_What you need to do_. Go through the data below and copy it exactly, skipping every picture.

_Excerpted data_.
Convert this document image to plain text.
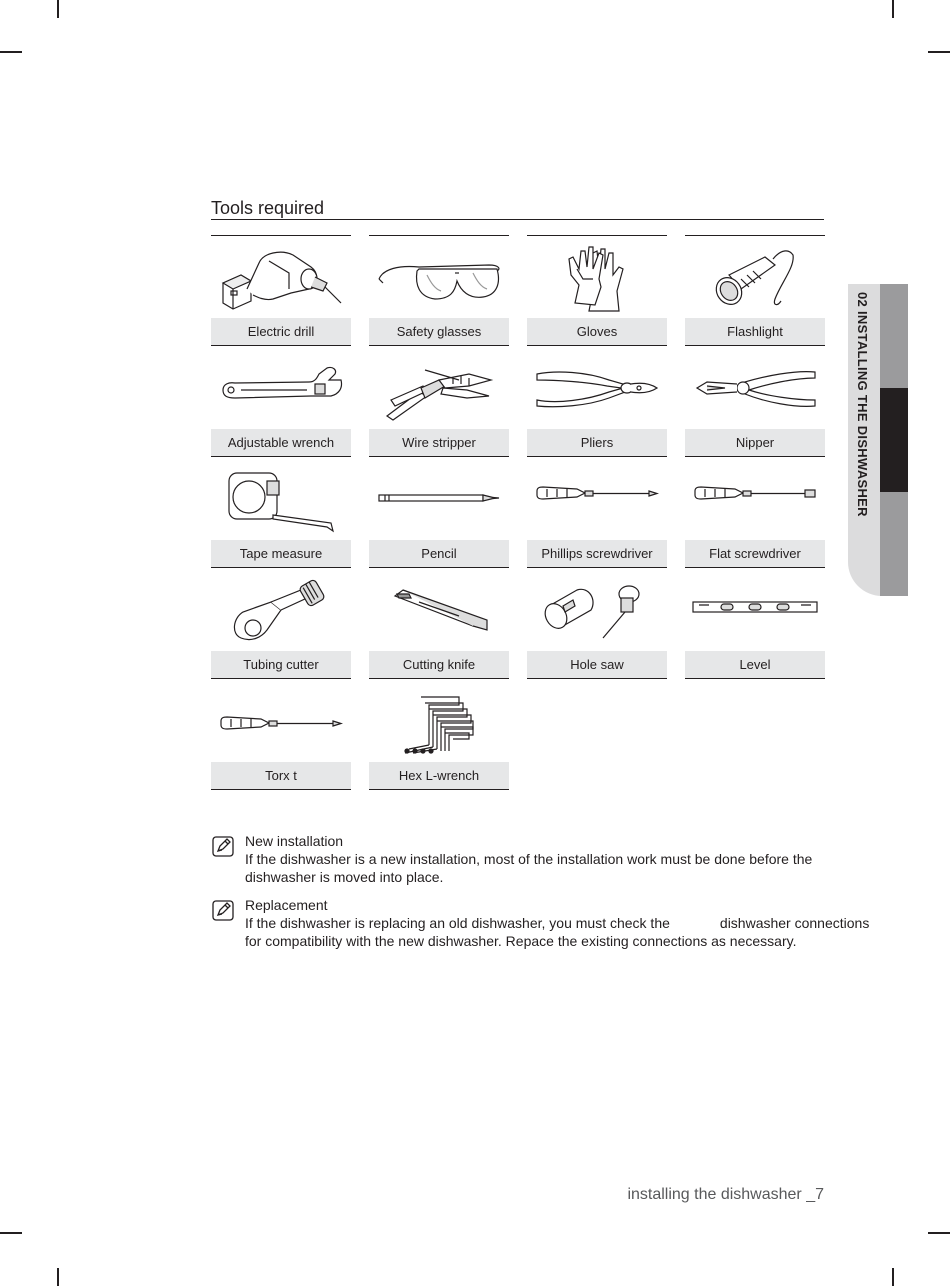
Tools required
Electric drill	Safety glasses	Gloves	Flashlight
Adjustable wrench	Wire stripper	Pliers	Nipper
Tape measure	Pencil	Phillips screwdriver	Flat screwdriver
Tubing cutter	Cutting knife	Hole saw	Level
Torx t	Hex L-wrench
02 INSTALLING THE DISHWASHER

New installation

If the dishwasher is a new installation, most of the installation work must be done before the

dishwasher is moved into place.

Replacement

If the dishwasher is replacing an old dishwasher, you must check the	dishwasher connections

for compatibility with the new dishwasher. Repace the existing connections as necessary.

installing the dishwasher _7
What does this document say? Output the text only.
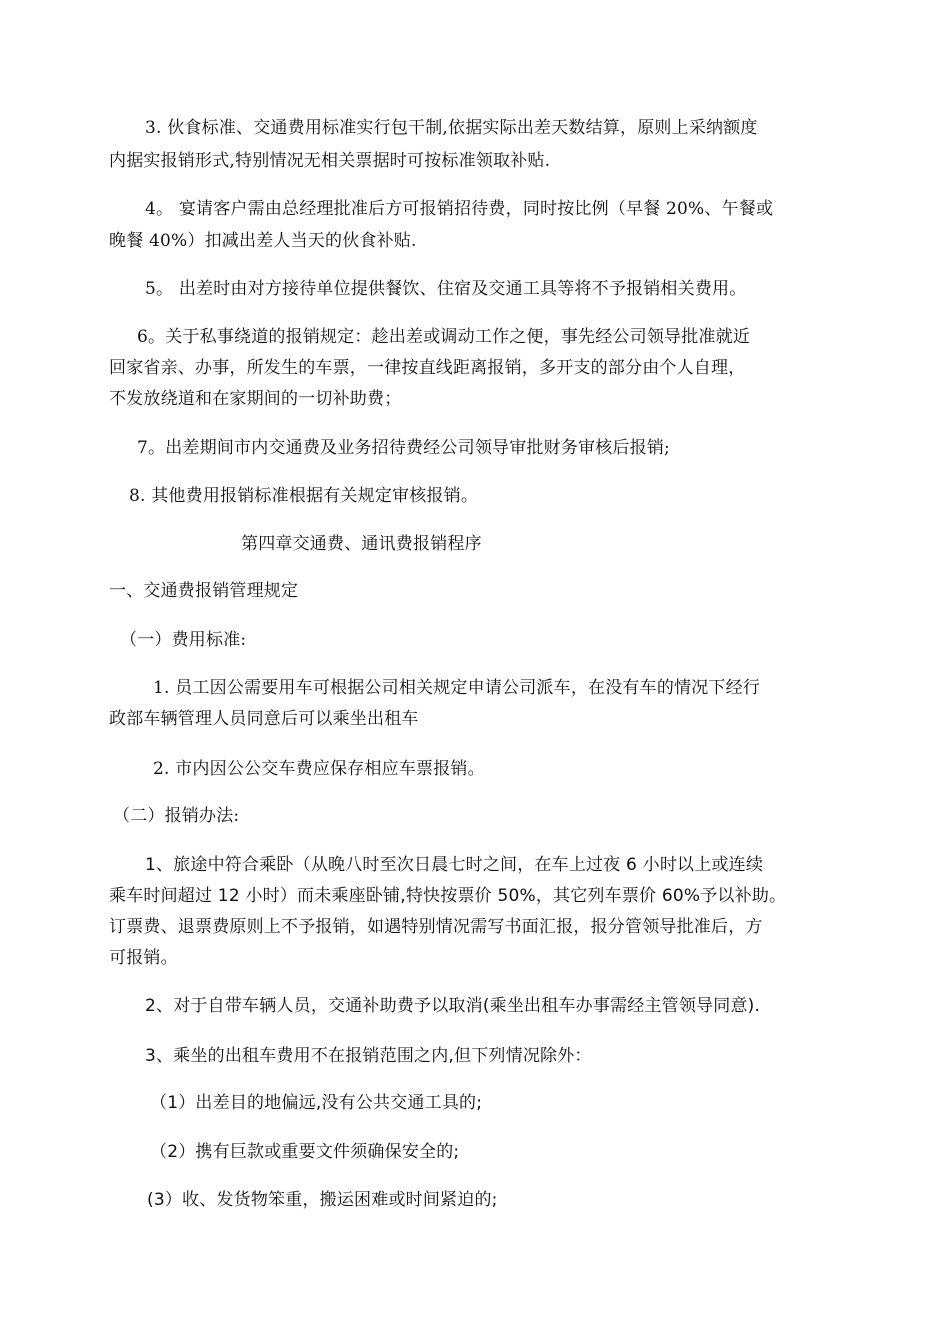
3. 伙食标准、交通费用标准实行包干制,依据实际出差天数结算，原则上采纳额度
内据实报销形式,特别情况无相关票据时可按标准领取补贴.
4。 宴请客户需由总经理批准后方可报销招待费，同时按比例（早餐 20%、午餐或
晚餐 40%）扣减出差人当天的伙食补贴.
5。 出差时由对方接待单位提供餐饮、住宿及交通工具等将不予报销相关费用。
6。关于私事绕道的报销规定：趁出差或调动工作之便，事先经公司领导批准就近
回家省亲、办事，所发生的车票，一律按直线距离报销，多开支的部分由个人自理，
不发放绕道和在家期间的一切补助费；
7。出差期间市内交通费及业务招待费经公司领导审批财务审核后报销;
8. 其他费用报销标准根据有关规定审核报销。
第四章交通费、通讯费报销程序
一、交通费报销管理规定
（一）费用标准:
1. 员工因公需要用车可根据公司相关规定申请公司派车，在没有车的情况下经行
政部车辆管理人员同意后可以乘坐出租车
2. 市内因公公交车费应保存相应车票报销。
（二）报销办法:
1、旅途中符合乘卧（从晚八时至次日晨七时之间，在车上过夜 6 小时以上或连续
乘车时间超过 12 小时）而未乘座卧铺,特快按票价 50%，其它列车票价 60%予以补助。
订票费、退票费原则上不予报销，如遇特别情况需写书面汇报，报分管领导批准后，方
可报销。
2、对于自带车辆人员，交通补助费予以取消(乘坐出租车办事需经主管领导同意).
3、乘坐的出租车费用不在报销范围之内,但下列情况除外：
（1）出差目的地偏远,没有公共交通工具的;
（2）携有巨款或重要文件须确保安全的;
(3）收、发货物笨重，搬运困难或时间紧迫的;
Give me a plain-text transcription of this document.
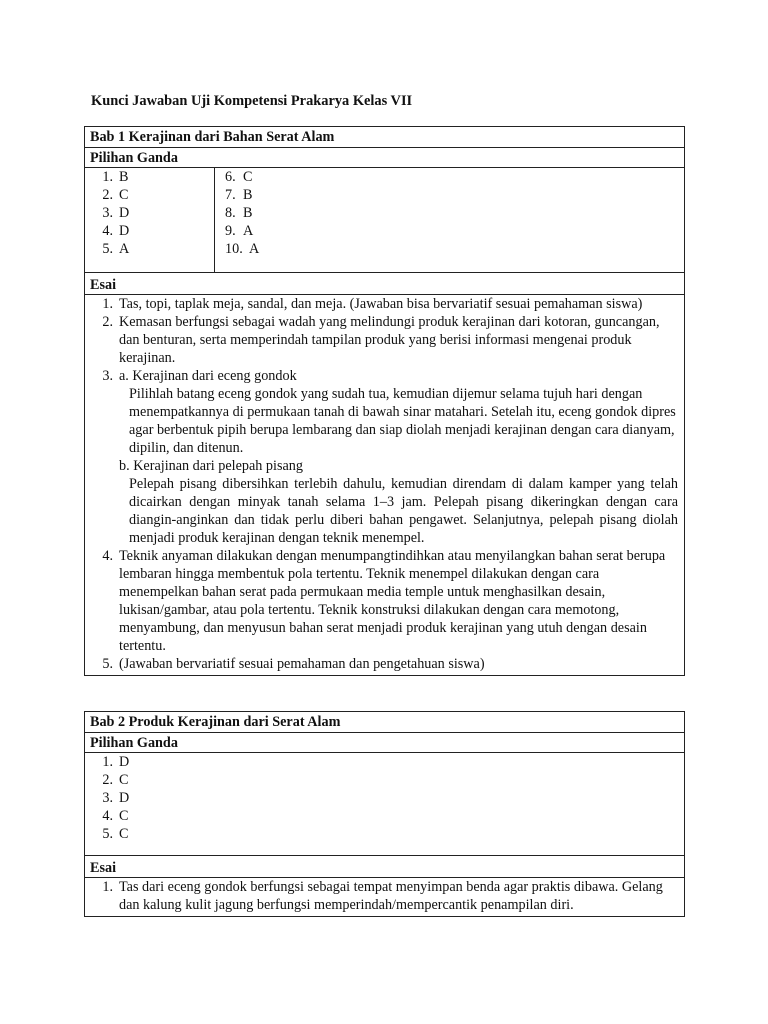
Kunci Jawaban Uji Kompetensi Prakarya Kelas VII
Bab 1 Kerajinan dari Bahan Serat Alam
Pilihan Ganda
1. B
2. C
3. D
4. D
5. A
6. C
7. B
8. B
9. A
10. A
Esai
1. Tas, topi, taplak meja, sandal, dan meja. (Jawaban bisa bervariatif sesuai pemahaman siswa)
2. Kemasan berfungsi sebagai wadah yang melindungi produk kerajinan dari kotoran, guncangan, dan benturan, serta memperindah tampilan produk yang berisi informasi mengenai produk kerajinan.
3. a. Kerajinan dari eceng gondok
Pilihlah batang eceng gondok yang sudah tua, kemudian dijemur selama tujuh hari dengan menempatkannya di permukaan tanah di bawah sinar matahari. Setelah itu, eceng gondok dipres agar berbentuk pipih berupa lembarang dan siap diolah menjadi kerajinan dengan cara dianyam, dipilin, dan ditenun.
b. Kerajinan dari pelepah pisang
Pelepah pisang dibersihkan terlebih dahulu, kemudian direndam di dalam kamper yang telah dicairkan dengan minyak tanah selama 1–3 jam. Pelepah pisang dikeringkan dengan cara diangin-anginkan dan tidak perlu diberi bahan pengawet. Selanjutnya, pelepah pisang diolah menjadi produk kerajinan dengan teknik menempel.
4. Teknik anyaman dilakukan dengan menumpangtindihkan atau menyilangkan bahan serat berupa lembaran hingga membentuk pola tertentu. Teknik menempel dilakukan dengan cara menempelkan bahan serat pada permukaan media temple untuk menghasilkan desain, lukisan/gambar, atau pola tertentu. Teknik konstruksi dilakukan dengan cara memotong, menyambung, dan menyusun bahan serat menjadi produk kerajinan yang utuh dengan desain tertentu.
5. (Jawaban bervariatif sesuai pemahaman dan pengetahuan siswa)
Bab 2 Produk Kerajinan dari Serat Alam
Pilihan Ganda
1. D
2. C
3. D
4. C
5. C
Esai
1. Tas dari eceng gondok berfungsi sebagai tempat menyimpan benda agar praktis dibawa. Gelang dan kalung kulit jagung berfungsi memperindah/mempercantik penampilan diri.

_Exercise response_.
Convert this document image to plain text.
Tools required
Electric drill	Safety glasses	Gloves	Flashlight
Adjustable wrench	Wire stripper	Pliers	Nipper
Tape measure	Pencil	Phillips screwdriver	Flat screwdriver
Tubing cutter	Cutting knife	Hole saw	Level
Torx t	Hex L-wrench
02 INSTALLING THE DISHWASHER

New installation

If the dishwasher is a new installation, most of the installation work must be done before the

dishwasher is moved into place.

Replacement

If the dishwasher is replacing an old dishwasher, you must check the	dishwasher connections

for compatibility with the new dishwasher. Repace the existing connections as necessary.

installing the dishwasher _7
What does this document say? Output the text only.
3. 伙食标准、交通费用标准实行包干制,依据实际出差天数结算，原则上采纳额度
内据实报销形式,特别情况无相关票据时可按标准领取补贴.
4。 宴请客户需由总经理批准后方可报销招待费，同时按比例（早餐 20%、午餐或
晚餐 40%）扣减出差人当天的伙食补贴.
5。 出差时由对方接待单位提供餐饮、住宿及交通工具等将不予报销相关费用。
6。关于私事绕道的报销规定：趁出差或调动工作之便，事先经公司领导批准就近
回家省亲、办事，所发生的车票，一律按直线距离报销，多开支的部分由个人自理，
不发放绕道和在家期间的一切补助费；
7。出差期间市内交通费及业务招待费经公司领导审批财务审核后报销;
8. 其他费用报销标准根据有关规定审核报销。
第四章交通费、通讯费报销程序
一、交通费报销管理规定
（一）费用标准:
1. 员工因公需要用车可根据公司相关规定申请公司派车，在没有车的情况下经行
政部车辆管理人员同意后可以乘坐出租车
2. 市内因公公交车费应保存相应车票报销。
（二）报销办法:
1、旅途中符合乘卧（从晚八时至次日晨七时之间，在车上过夜 6 小时以上或连续
乘车时间超过 12 小时）而未乘座卧铺,特快按票价 50%，其它列车票价 60%予以补助。
订票费、退票费原则上不予报销，如遇特别情况需写书面汇报，报分管领导批准后，方
可报销。
2、对于自带车辆人员，交通补助费予以取消(乘坐出租车办事需经主管领导同意).
3、乘坐的出租车费用不在报销范围之内,但下列情况除外：
（1）出差目的地偏远,没有公共交通工具的;
（2）携有巨款或重要文件须确保安全的;
(3）收、发货物笨重，搬运困难或时间紧迫的;
Give me a plain-text transcription of this document.
Kunci Jawaban Uji Kompetensi Prakarya Kelas VII
Bab 1 Kerajinan dari Bahan Serat Alam
Pilihan Ganda
1. B
2. C
3. D
4. D
5. A
6. C
7. B
8. B
9. A
10. A
Esai
1. Tas, topi, taplak meja, sandal, dan meja. (Jawaban bisa bervariatif sesuai pemahaman siswa)
2. Kemasan berfungsi sebagai wadah yang melindungi produk kerajinan dari kotoran, guncangan, dan benturan, serta memperindah tampilan produk yang berisi informasi mengenai produk kerajinan.
3. a. Kerajinan dari eceng gondok
Pilihlah batang eceng gondok yang sudah tua, kemudian dijemur selama tujuh hari dengan menempatkannya di permukaan tanah di bawah sinar matahari. Setelah itu, eceng gondok dipres agar berbentuk pipih berupa lembarang dan siap diolah menjadi kerajinan dengan cara dianyam, dipilin, dan ditenun.
b. Kerajinan dari pelepah pisang
Pelepah pisang dibersihkan terlebih dahulu, kemudian direndam di dalam kamper yang telah dicairkan dengan minyak tanah selama 1–3 jam. Pelepah pisang dikeringkan dengan cara diangin-anginkan dan tidak perlu diberi bahan pengawet. Selanjutnya, pelepah pisang diolah menjadi produk kerajinan dengan teknik menempel.
4. Teknik anyaman dilakukan dengan menumpangtindihkan atau menyilangkan bahan serat berupa lembaran hingga membentuk pola tertentu. Teknik menempel dilakukan dengan cara menempelkan bahan serat pada permukaan media temple untuk menghasilkan desain, lukisan/gambar, atau pola tertentu. Teknik konstruksi dilakukan dengan cara memotong, menyambung, dan menyusun bahan serat menjadi produk kerajinan yang utuh dengan desain tertentu.
5. (Jawaban bervariatif sesuai pemahaman dan pengetahuan siswa)
Bab 2 Produk Kerajinan dari Serat Alam
Pilihan Ganda
1. D
2. C
3. D
4. C
5. C
Esai
1. Tas dari eceng gondok berfungsi sebagai tempat menyimpan benda agar praktis dibawa. Gelang dan kalung kulit jagung berfungsi memperindah/mempercantik penampilan diri.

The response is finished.